[THE REQUEST] Check each line of the data for "name" and select those that have it.

[DATASET]
%%
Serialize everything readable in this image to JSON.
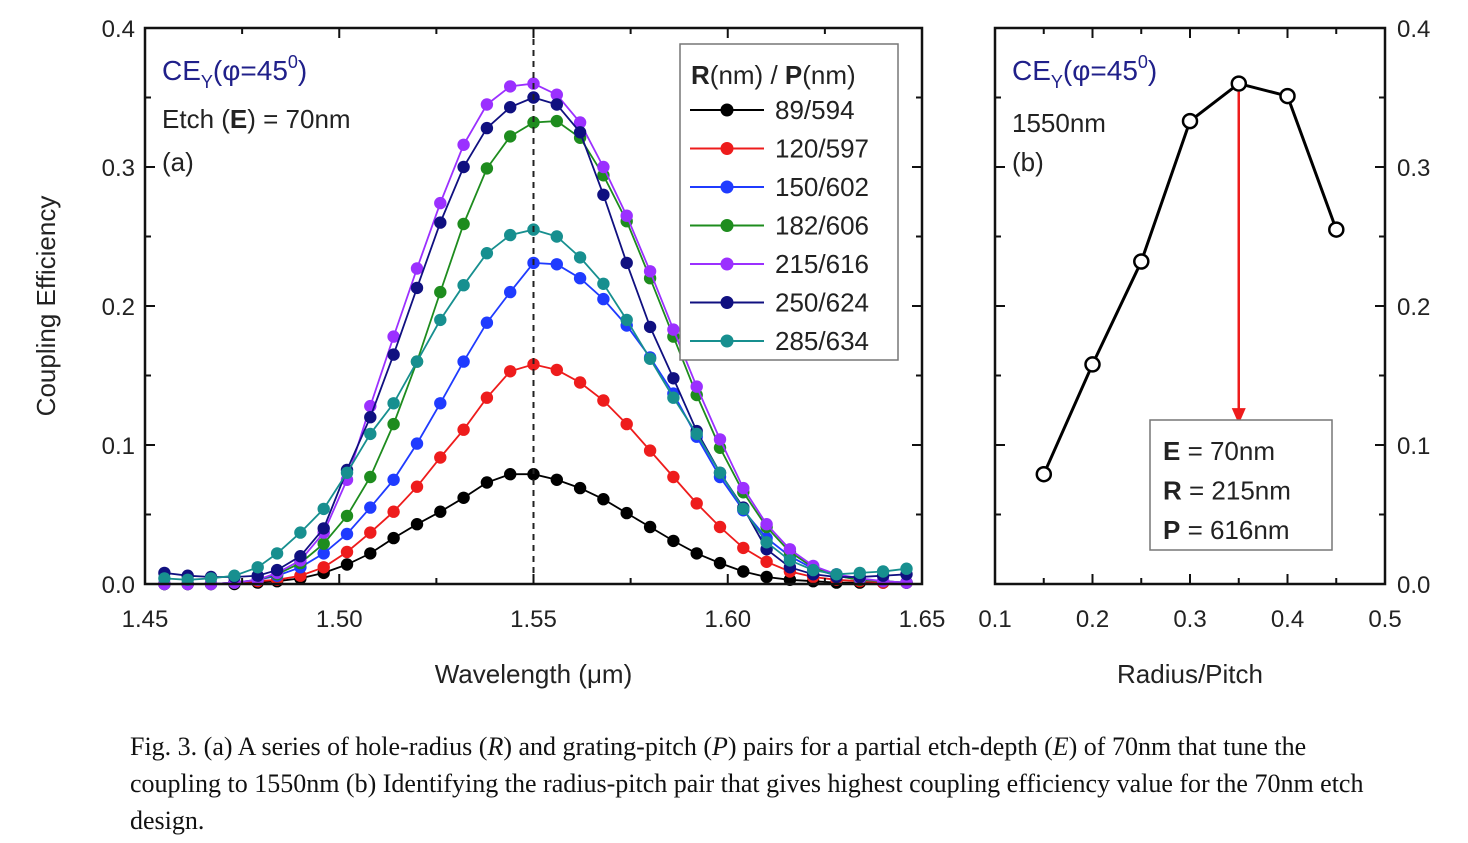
{
  "chart_data": [
    {
      "type": "line",
      "panel_label": "(a)",
      "title_main": "CE",
      "title_sub": "Y",
      "title_paren_open": "(φ=45",
      "title_sup": "0",
      "title_paren_close": ")",
      "etch_pre": "Etch (",
      "etch_bold": "E",
      "etch_post": ") = 70nm",
      "xlabel": "Wavelength (μm)",
      "ylabel": "Coupling Efficiency",
      "xlim": [
        1.45,
        1.65
      ],
      "ylim": [
        0.0,
        0.4
      ],
      "xticks": [
        "1.45",
        "1.50",
        "1.55",
        "1.60",
        "1.65"
      ],
      "yticks": [
        "0.0",
        "0.1",
        "0.2",
        "0.3",
        "0.4"
      ],
      "x_tick_values": [
        1.45,
        1.5,
        1.55,
        1.6,
        1.65
      ],
      "y_tick_values": [
        0.0,
        0.1,
        0.2,
        0.3,
        0.4
      ],
      "vline_x": 1.55,
      "legend_title_bold1": "R",
      "legend_title_mid": "(nm) / ",
      "legend_title_bold2": "P",
      "legend_title_end": "(nm)",
      "legend_position": "top-right",
      "grid": false,
      "series": [
        {
          "name": "89/594",
          "color": "#000000",
          "x": [
            1.455,
            1.461,
            1.467,
            1.473,
            1.479,
            1.484,
            1.49,
            1.496,
            1.502,
            1.508,
            1.514,
            1.52,
            1.526,
            1.532,
            1.538,
            1.544,
            1.55,
            1.556,
            1.562,
            1.568,
            1.574,
            1.58,
            1.586,
            1.592,
            1.598,
            1.604,
            1.61,
            1.616,
            1.622,
            1.628,
            1.634,
            1.64,
            1.646
          ],
          "values": [
            0.0,
            0.0,
            0.0,
            0.0,
            0.001,
            0.002,
            0.004,
            0.008,
            0.014,
            0.022,
            0.033,
            0.043,
            0.052,
            0.062,
            0.073,
            0.079,
            0.079,
            0.075,
            0.069,
            0.061,
            0.051,
            0.041,
            0.031,
            0.022,
            0.015,
            0.009,
            0.005,
            0.003,
            0.002,
            0.001,
            0.001,
            0.001,
            0.001
          ]
        },
        {
          "name": "120/597",
          "color": "#ee1c1c",
          "x": [
            1.455,
            1.461,
            1.467,
            1.473,
            1.479,
            1.484,
            1.49,
            1.496,
            1.502,
            1.508,
            1.514,
            1.52,
            1.526,
            1.532,
            1.538,
            1.544,
            1.55,
            1.556,
            1.562,
            1.568,
            1.574,
            1.58,
            1.586,
            1.592,
            1.598,
            1.604,
            1.61,
            1.616,
            1.622,
            1.628,
            1.634,
            1.64,
            1.646
          ],
          "values": [
            0.0,
            0.0,
            0.0,
            0.001,
            0.002,
            0.003,
            0.006,
            0.012,
            0.023,
            0.037,
            0.052,
            0.07,
            0.091,
            0.111,
            0.134,
            0.153,
            0.158,
            0.154,
            0.145,
            0.132,
            0.115,
            0.096,
            0.077,
            0.058,
            0.041,
            0.026,
            0.016,
            0.009,
            0.005,
            0.003,
            0.002,
            0.001,
            0.001
          ]
        },
        {
          "name": "150/602",
          "color": "#1f3bff",
          "x": [
            1.455,
            1.461,
            1.467,
            1.473,
            1.479,
            1.484,
            1.49,
            1.496,
            1.502,
            1.508,
            1.514,
            1.52,
            1.526,
            1.532,
            1.538,
            1.544,
            1.55,
            1.556,
            1.562,
            1.568,
            1.574,
            1.58,
            1.586,
            1.592,
            1.598,
            1.604,
            1.61,
            1.616,
            1.622,
            1.628,
            1.634,
            1.64,
            1.646
          ],
          "values": [
            0.0,
            0.0,
            0.0,
            0.001,
            0.003,
            0.006,
            0.012,
            0.022,
            0.036,
            0.055,
            0.075,
            0.101,
            0.13,
            0.16,
            0.188,
            0.21,
            0.231,
            0.23,
            0.22,
            0.205,
            0.186,
            0.163,
            0.137,
            0.106,
            0.077,
            0.053,
            0.033,
            0.02,
            0.011,
            0.006,
            0.003,
            0.002,
            0.001
          ]
        },
        {
          "name": "182/606",
          "color": "#1e8c1e",
          "x": [
            1.455,
            1.461,
            1.467,
            1.473,
            1.479,
            1.484,
            1.49,
            1.496,
            1.502,
            1.508,
            1.514,
            1.52,
            1.526,
            1.532,
            1.538,
            1.544,
            1.55,
            1.556,
            1.562,
            1.568,
            1.574,
            1.58,
            1.586,
            1.592,
            1.598,
            1.604,
            1.61,
            1.616,
            1.622,
            1.628,
            1.634,
            1.64,
            1.646
          ],
          "values": [
            0.0,
            0.0,
            0.0,
            0.001,
            0.003,
            0.007,
            0.015,
            0.029,
            0.049,
            0.077,
            0.115,
            0.16,
            0.21,
            0.259,
            0.299,
            0.322,
            0.332,
            0.333,
            0.321,
            0.294,
            0.261,
            0.22,
            0.178,
            0.136,
            0.098,
            0.066,
            0.041,
            0.023,
            0.012,
            0.006,
            0.003,
            0.002,
            0.001
          ]
        },
        {
          "name": "215/616",
          "color": "#9b30ff",
          "x": [
            1.455,
            1.461,
            1.467,
            1.473,
            1.479,
            1.484,
            1.49,
            1.496,
            1.502,
            1.508,
            1.514,
            1.52,
            1.526,
            1.532,
            1.538,
            1.544,
            1.55,
            1.556,
            1.562,
            1.568,
            1.574,
            1.58,
            1.586,
            1.592,
            1.598,
            1.604,
            1.61,
            1.616,
            1.622,
            1.628,
            1.634,
            1.64,
            1.646
          ],
          "values": [
            0.0,
            0.0,
            0.0,
            0.001,
            0.003,
            0.008,
            0.017,
            0.037,
            0.075,
            0.128,
            0.178,
            0.227,
            0.274,
            0.316,
            0.345,
            0.358,
            0.36,
            0.352,
            0.332,
            0.3,
            0.265,
            0.225,
            0.183,
            0.142,
            0.104,
            0.069,
            0.043,
            0.025,
            0.013,
            0.007,
            0.004,
            0.002,
            0.001
          ]
        },
        {
          "name": "250/624",
          "color": "#101080",
          "x": [
            1.455,
            1.461,
            1.467,
            1.473,
            1.479,
            1.484,
            1.49,
            1.496,
            1.502,
            1.508,
            1.514,
            1.52,
            1.526,
            1.532,
            1.538,
            1.544,
            1.55,
            1.556,
            1.562,
            1.568,
            1.574,
            1.58,
            1.586,
            1.592,
            1.598,
            1.604,
            1.61,
            1.616,
            1.622,
            1.628,
            1.634,
            1.64,
            1.646
          ],
          "values": [
            0.008,
            0.006,
            0.005,
            0.005,
            0.006,
            0.01,
            0.02,
            0.04,
            0.082,
            0.12,
            0.165,
            0.213,
            0.26,
            0.3,
            0.328,
            0.343,
            0.35,
            0.345,
            0.325,
            0.28,
            0.231,
            0.185,
            0.148,
            0.11,
            0.08,
            0.055,
            0.025,
            0.012,
            0.007,
            0.005,
            0.005,
            0.006,
            0.007
          ]
        },
        {
          "name": "285/634",
          "color": "#178f8f",
          "x": [
            1.455,
            1.461,
            1.467,
            1.473,
            1.479,
            1.484,
            1.49,
            1.496,
            1.502,
            1.508,
            1.514,
            1.52,
            1.526,
            1.532,
            1.538,
            1.544,
            1.55,
            1.556,
            1.562,
            1.568,
            1.574,
            1.58,
            1.586,
            1.592,
            1.598,
            1.604,
            1.61,
            1.616,
            1.622,
            1.628,
            1.634,
            1.64,
            1.646
          ],
          "values": [
            0.004,
            0.003,
            0.004,
            0.006,
            0.012,
            0.022,
            0.037,
            0.054,
            0.08,
            0.108,
            0.13,
            0.16,
            0.19,
            0.215,
            0.238,
            0.251,
            0.255,
            0.25,
            0.235,
            0.216,
            0.19,
            0.162,
            0.134,
            0.108,
            0.08,
            0.054,
            0.03,
            0.017,
            0.01,
            0.007,
            0.008,
            0.009,
            0.011
          ]
        }
      ]
    },
    {
      "type": "line",
      "panel_label": "(b)",
      "title_main": "CE",
      "title_sub": "Y",
      "title_paren_open": "(φ=45",
      "title_sup": "0",
      "title_paren_close": ")",
      "wavelength_label": "1550nm",
      "xlabel": "Radius/Pitch",
      "xlim": [
        0.1,
        0.5
      ],
      "ylim": [
        0.0,
        0.4
      ],
      "xticks": [
        "0.1",
        "0.2",
        "0.3",
        "0.4",
        "0.5"
      ],
      "yticks": [
        "0.0",
        "0.1",
        "0.2",
        "0.3",
        "0.4"
      ],
      "x_tick_values": [
        0.1,
        0.2,
        0.3,
        0.4,
        0.5
      ],
      "y_tick_values": [
        0.0,
        0.1,
        0.2,
        0.3,
        0.4
      ],
      "y_axis_side": "right",
      "grid": false,
      "marker": "open-circle",
      "line_color": "#000000",
      "arrow_color": "#ee1c1c",
      "arrow_from_x": 0.35,
      "arrow_from_y": 0.36,
      "arrow_to_y": 0.115,
      "series": [
        {
          "x": [
            0.15,
            0.2,
            0.25,
            0.3,
            0.35,
            0.4,
            0.45
          ],
          "values": [
            0.079,
            0.158,
            0.232,
            0.333,
            0.36,
            0.351,
            0.255
          ]
        }
      ],
      "annotation": [
        {
          "key": "E",
          "value": " = 70nm"
        },
        {
          "key": "R",
          "value": " = 215nm"
        },
        {
          "key": "P",
          "value": " = 616nm"
        }
      ]
    }
  ],
  "caption": {
    "c1": "Fig. 3. (a) A series of hole-radius (",
    "c2": "R",
    "c3": ") and grating-pitch (",
    "c4": "P",
    "c5": ") pairs for a partial etch-depth (",
    "c6": "E",
    "c7": ") of 70nm that tune the coupling to 1550nm (b) Identifying the radius-pitch pair that gives highest coupling efficiency value for the 70nm etch design."
  }
}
%%
[REPLY]
          "name": "89/594",
          "name": "120/597",
          "name": "150/602",
          "name": "182/606",
          "name": "215/616",
          "name": "250/624",
          "name": "285/634",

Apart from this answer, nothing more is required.